** Data records **
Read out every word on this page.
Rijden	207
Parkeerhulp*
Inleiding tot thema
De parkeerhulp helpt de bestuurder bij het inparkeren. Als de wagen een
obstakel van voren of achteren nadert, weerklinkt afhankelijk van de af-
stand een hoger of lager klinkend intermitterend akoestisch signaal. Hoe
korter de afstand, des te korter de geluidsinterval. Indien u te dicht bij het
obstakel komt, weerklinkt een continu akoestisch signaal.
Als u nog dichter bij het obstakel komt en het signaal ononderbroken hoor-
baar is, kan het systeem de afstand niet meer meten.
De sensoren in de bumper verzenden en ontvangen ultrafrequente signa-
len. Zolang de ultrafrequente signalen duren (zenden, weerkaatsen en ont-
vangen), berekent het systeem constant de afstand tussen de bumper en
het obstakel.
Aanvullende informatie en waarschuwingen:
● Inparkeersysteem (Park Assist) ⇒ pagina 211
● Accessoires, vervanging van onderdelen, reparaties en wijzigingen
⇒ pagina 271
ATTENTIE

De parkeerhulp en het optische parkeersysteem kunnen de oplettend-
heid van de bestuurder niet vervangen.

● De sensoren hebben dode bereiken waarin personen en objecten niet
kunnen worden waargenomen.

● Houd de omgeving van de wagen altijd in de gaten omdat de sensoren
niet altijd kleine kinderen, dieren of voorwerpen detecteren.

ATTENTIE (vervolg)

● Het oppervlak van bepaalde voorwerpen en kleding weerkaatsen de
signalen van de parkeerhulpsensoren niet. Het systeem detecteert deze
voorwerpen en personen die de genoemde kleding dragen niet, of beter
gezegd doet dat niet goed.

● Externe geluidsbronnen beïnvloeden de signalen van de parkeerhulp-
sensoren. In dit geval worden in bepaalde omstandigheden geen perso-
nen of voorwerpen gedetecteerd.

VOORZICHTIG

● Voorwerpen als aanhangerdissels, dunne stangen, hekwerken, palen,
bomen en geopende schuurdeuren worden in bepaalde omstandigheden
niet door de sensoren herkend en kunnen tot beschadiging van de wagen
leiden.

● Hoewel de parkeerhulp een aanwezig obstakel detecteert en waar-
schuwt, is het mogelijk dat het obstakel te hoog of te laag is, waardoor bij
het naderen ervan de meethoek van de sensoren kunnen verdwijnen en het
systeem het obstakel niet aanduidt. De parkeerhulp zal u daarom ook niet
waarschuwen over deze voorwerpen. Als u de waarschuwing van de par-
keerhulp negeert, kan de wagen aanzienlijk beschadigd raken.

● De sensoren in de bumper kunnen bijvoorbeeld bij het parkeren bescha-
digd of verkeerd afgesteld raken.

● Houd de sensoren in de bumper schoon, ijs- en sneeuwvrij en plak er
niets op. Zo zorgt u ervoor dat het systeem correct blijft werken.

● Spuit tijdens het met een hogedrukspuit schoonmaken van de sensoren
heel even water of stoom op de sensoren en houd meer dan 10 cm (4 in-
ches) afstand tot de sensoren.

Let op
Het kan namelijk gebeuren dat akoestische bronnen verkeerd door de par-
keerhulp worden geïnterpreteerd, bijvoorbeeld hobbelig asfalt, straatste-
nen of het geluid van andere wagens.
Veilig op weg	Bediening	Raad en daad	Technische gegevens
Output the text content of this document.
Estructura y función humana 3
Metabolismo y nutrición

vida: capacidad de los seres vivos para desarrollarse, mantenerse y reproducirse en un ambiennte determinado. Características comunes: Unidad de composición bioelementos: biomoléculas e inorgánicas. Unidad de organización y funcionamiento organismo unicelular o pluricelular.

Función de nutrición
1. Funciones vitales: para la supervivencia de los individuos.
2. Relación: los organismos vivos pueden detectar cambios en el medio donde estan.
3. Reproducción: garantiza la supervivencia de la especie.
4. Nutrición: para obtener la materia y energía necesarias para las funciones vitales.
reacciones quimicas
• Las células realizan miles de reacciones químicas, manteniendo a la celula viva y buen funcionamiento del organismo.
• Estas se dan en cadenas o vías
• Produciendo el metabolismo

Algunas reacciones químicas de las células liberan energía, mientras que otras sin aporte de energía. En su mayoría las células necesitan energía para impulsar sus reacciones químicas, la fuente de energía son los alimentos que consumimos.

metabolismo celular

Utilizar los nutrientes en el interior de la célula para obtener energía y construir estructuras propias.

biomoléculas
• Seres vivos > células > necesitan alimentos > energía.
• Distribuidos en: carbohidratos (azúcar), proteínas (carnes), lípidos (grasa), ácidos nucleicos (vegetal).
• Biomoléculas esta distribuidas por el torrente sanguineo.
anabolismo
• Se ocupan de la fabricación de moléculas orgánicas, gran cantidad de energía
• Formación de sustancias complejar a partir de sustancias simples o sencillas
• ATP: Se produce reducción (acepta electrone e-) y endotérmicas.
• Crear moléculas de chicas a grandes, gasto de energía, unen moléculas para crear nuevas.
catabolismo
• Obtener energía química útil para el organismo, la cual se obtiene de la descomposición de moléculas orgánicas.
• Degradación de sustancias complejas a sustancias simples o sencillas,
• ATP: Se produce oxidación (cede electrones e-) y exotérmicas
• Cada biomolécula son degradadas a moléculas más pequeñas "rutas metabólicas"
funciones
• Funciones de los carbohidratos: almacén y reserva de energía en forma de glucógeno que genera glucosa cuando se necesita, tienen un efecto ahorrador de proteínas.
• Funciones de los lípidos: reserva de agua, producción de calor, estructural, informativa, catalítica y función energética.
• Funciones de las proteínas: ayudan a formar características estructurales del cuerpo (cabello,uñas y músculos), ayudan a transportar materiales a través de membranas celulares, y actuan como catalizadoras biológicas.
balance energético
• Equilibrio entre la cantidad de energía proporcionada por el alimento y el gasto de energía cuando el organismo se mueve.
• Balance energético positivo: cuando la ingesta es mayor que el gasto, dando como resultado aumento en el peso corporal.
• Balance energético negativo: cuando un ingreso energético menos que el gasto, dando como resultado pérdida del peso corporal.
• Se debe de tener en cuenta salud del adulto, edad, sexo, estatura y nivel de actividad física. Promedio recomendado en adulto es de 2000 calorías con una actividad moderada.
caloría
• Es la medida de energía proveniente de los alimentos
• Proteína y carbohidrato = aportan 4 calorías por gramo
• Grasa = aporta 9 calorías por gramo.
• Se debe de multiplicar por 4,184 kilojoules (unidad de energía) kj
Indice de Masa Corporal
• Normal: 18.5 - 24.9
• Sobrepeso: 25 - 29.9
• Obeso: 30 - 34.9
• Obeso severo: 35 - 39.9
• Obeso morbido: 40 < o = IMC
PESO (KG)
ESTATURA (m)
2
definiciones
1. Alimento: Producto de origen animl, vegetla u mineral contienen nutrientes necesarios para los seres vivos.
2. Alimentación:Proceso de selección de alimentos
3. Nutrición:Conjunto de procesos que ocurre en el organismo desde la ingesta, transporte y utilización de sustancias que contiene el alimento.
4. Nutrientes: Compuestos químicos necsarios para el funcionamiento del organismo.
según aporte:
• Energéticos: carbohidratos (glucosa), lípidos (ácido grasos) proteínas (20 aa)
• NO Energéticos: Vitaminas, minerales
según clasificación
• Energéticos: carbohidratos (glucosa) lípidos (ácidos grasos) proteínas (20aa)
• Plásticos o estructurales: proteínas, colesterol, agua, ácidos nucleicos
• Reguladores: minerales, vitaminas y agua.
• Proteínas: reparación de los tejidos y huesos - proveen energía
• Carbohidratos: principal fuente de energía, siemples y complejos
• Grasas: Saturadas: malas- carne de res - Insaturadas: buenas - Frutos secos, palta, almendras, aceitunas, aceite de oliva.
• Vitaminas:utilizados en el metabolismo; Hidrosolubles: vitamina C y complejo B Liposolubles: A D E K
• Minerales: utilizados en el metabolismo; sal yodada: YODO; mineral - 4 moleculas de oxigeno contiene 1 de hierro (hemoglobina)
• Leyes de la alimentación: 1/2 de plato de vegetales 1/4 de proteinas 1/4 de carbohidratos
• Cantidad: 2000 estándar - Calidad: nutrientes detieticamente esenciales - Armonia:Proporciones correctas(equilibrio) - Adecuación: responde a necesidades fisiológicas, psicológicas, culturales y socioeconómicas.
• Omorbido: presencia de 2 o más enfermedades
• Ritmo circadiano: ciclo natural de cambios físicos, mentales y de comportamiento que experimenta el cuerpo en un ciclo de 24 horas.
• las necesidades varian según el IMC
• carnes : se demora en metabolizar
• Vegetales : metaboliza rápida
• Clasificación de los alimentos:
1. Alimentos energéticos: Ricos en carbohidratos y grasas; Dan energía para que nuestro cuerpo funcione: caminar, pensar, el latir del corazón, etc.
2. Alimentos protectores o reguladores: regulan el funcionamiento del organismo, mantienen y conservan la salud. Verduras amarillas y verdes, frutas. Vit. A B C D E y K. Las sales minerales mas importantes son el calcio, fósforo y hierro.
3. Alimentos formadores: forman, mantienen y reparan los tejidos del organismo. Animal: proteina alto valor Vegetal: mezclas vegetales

** Problem details **
Where a line above contains the word "mantienen", copy that line.

** Answer section **
2. Alimentos protectores o reguladores: regulan el funcionamiento del organismo, mantienen y conservan la salud. Verduras amarillas y verdes, frutas. Vit. A B C D E y K. Las sales minerales mas importantes son el calcio, fósforo y hierro.
3. Alimentos formadores: forman, mantienen y reparan los tejidos del organismo. Animal: proteina alto valor Vegetal: mezclas vegetales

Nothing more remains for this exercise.